### [GOAL]
Locate every line in the material below that has the word "name". Copy each of those lines.

### [INPUT RECORDS]
+--
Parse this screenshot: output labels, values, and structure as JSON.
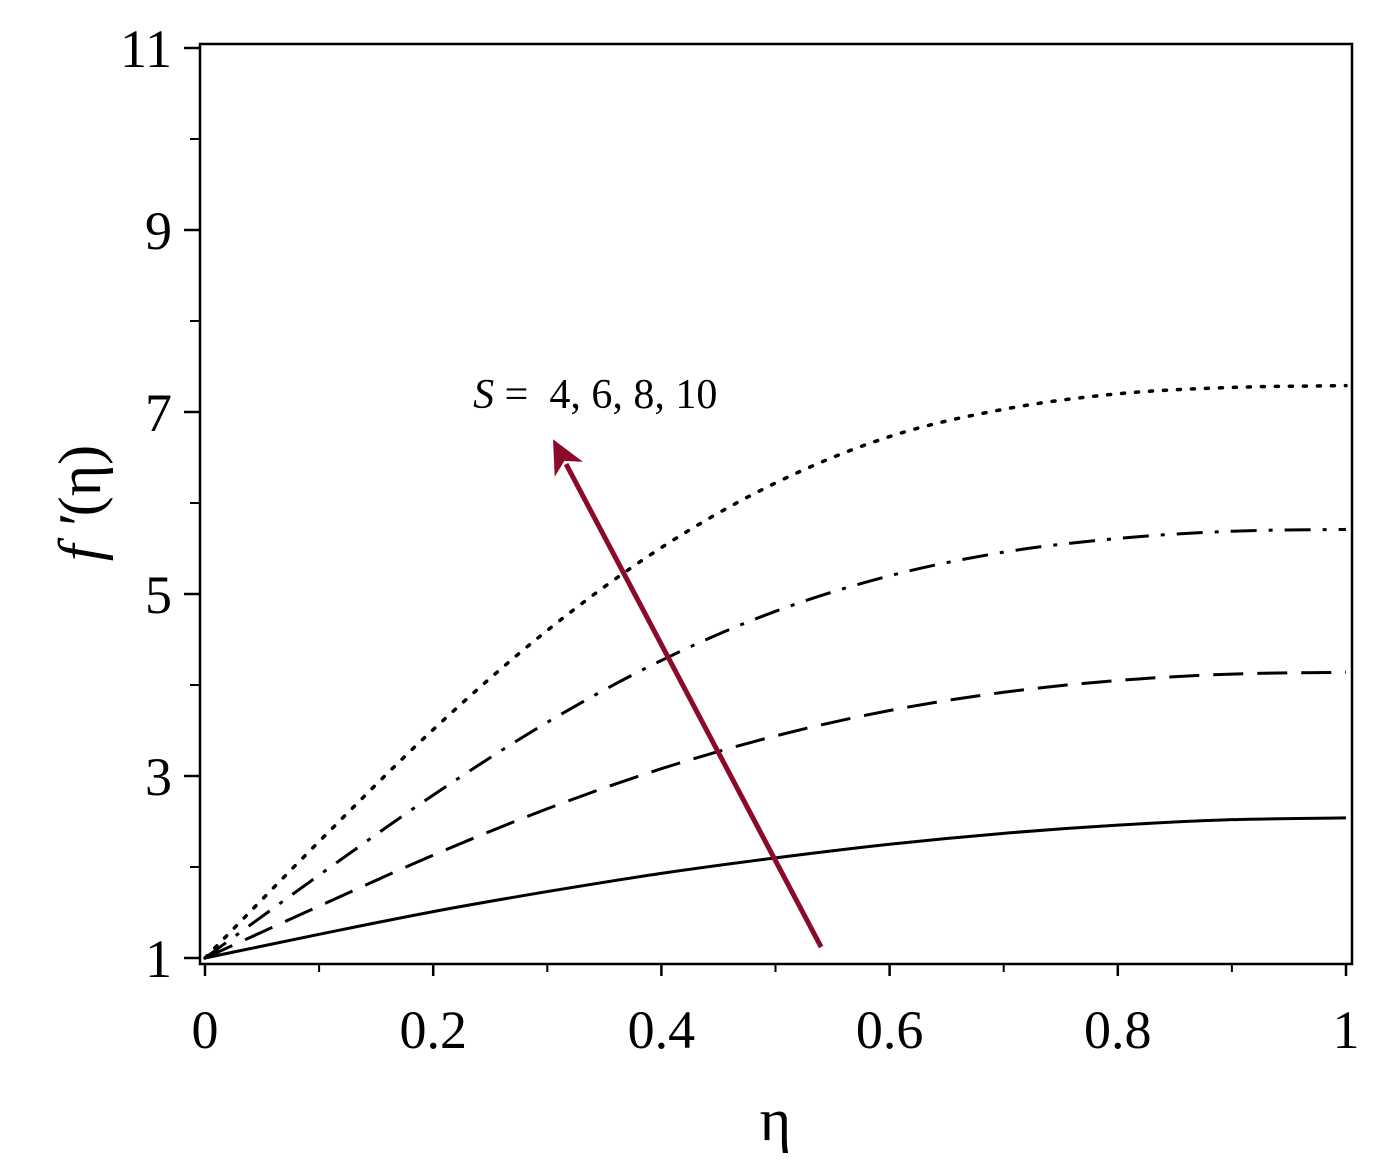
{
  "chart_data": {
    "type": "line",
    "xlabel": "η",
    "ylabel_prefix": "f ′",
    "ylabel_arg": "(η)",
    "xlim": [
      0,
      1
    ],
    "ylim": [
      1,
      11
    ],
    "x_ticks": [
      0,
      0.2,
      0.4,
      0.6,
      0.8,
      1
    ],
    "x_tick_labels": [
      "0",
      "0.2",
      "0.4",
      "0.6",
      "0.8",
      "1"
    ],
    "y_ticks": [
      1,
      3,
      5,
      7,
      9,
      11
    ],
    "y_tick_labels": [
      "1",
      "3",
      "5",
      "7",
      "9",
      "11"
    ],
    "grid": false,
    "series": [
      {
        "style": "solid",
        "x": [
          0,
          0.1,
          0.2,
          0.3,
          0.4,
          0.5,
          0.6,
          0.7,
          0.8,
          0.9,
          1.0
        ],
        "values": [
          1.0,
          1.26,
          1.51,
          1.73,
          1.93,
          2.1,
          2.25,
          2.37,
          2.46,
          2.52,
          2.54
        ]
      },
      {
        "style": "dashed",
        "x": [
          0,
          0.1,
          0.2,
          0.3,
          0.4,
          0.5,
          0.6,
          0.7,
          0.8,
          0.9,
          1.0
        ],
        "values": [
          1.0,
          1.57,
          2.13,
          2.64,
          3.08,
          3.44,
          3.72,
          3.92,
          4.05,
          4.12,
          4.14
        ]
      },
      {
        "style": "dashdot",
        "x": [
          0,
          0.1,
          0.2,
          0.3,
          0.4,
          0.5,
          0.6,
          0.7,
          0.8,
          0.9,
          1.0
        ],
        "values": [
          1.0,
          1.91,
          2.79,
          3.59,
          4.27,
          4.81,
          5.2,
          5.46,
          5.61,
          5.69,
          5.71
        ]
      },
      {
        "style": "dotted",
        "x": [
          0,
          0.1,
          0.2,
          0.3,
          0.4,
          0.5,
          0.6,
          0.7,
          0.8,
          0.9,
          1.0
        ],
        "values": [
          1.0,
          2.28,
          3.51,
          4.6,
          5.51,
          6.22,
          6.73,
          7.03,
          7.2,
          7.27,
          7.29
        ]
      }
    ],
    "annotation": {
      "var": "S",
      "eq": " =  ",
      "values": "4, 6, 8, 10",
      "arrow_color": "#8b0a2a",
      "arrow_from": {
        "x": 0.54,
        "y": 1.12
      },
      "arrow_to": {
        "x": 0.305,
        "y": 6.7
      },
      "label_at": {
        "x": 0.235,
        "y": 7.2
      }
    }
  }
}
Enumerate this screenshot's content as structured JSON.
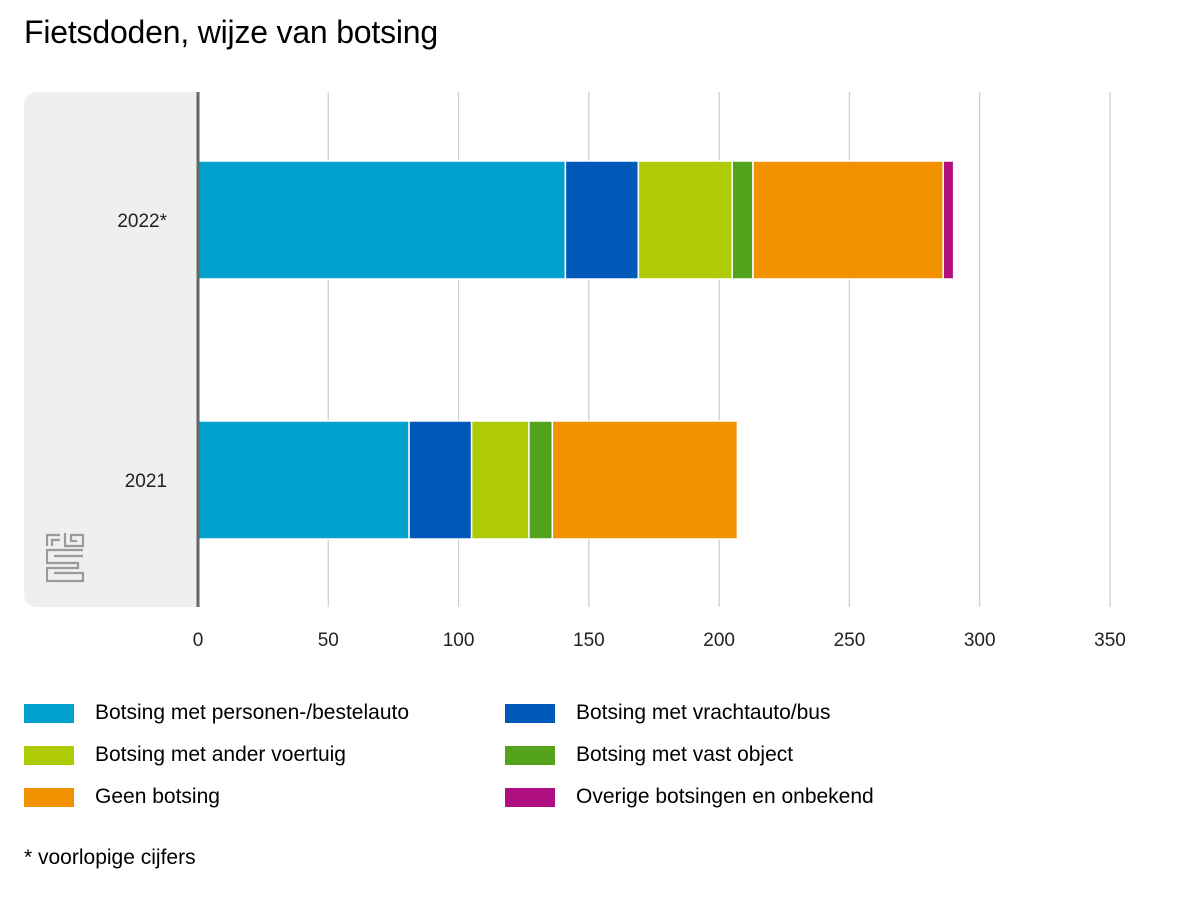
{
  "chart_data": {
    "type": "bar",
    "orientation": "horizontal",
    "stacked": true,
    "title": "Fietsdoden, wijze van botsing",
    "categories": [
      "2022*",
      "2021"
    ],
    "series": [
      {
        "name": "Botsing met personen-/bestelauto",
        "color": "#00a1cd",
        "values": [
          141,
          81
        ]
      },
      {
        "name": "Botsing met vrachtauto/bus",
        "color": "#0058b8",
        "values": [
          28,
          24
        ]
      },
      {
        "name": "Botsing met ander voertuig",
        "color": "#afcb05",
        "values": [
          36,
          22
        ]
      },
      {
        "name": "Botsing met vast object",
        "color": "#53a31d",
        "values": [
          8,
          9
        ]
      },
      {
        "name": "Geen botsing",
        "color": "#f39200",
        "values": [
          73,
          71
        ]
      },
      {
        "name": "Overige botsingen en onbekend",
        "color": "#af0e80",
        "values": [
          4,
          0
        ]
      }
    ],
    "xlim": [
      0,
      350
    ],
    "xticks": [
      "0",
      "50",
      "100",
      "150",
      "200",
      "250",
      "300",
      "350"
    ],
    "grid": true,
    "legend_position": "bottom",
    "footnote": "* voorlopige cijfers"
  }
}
+--
### [THE REPLY]
        "name": "Botsing met personen-/bestelauto",
        "name": "Botsing met vrachtauto/bus",
        "name": "Botsing met ander voertuig",
        "name": "Botsing met vast object",
        "name": "Geen botsing",
        "name": "Overige botsingen en onbekend",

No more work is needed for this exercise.